─── SUPPLIED DATA ───

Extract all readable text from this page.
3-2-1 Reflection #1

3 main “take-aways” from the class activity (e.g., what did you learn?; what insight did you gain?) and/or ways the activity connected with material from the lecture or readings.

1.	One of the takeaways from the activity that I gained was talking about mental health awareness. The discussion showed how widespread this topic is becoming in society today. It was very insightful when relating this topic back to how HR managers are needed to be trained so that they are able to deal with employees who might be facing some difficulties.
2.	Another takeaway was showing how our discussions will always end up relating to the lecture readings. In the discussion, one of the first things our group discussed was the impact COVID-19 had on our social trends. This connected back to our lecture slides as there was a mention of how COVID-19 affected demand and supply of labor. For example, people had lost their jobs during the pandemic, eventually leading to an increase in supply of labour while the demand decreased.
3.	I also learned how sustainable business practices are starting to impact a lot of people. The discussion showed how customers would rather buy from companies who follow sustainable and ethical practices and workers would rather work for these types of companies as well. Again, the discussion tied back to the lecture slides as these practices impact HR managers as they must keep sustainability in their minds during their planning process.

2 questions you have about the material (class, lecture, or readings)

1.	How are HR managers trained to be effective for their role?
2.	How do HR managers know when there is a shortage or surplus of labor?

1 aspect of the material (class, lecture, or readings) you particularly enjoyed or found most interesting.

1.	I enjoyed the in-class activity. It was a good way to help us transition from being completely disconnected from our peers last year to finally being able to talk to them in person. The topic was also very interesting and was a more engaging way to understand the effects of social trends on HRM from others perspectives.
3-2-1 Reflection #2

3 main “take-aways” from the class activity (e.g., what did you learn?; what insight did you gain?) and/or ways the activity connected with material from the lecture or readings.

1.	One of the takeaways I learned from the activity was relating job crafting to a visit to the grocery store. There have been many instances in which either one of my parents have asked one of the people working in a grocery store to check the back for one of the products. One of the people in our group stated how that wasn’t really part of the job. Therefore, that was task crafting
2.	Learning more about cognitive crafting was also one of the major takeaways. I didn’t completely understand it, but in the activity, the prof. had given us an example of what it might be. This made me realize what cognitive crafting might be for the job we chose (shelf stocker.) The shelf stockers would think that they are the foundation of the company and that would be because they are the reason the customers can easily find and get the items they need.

───

WHAT TO DO> Pick out each line that holds the string "relating".

WRITTEN ANSWER>
1.	One of the takeaways from the activity that I gained was talking about mental health awareness. The discussion showed how widespread this topic is becoming in society today. It was very insightful when relating this topic back to how HR managers are needed to be trained so that they are able to deal with employees who might be facing some difficulties.
2.	Another takeaway was showing how our discussions will always end up relating to the lecture readings. In the discussion, one of the first things our group discussed was the impact COVID-19 had on our social trends. This connected back to our lecture slides as there was a mention of how COVID-19 affected demand and supply of labor. For example, people had lost their jobs during the pandemic, eventually leading to an increase in supply of labour while the demand decreased.
1.	One of the takeaways I learned from the activity was relating job crafting to a visit to the grocery store. There have been many instances in which either one of my parents have asked one of the people working in a grocery store to check the back for one of the products. One of the people in our group stated how that wasn’t really part of the job. Therefore, that was task crafting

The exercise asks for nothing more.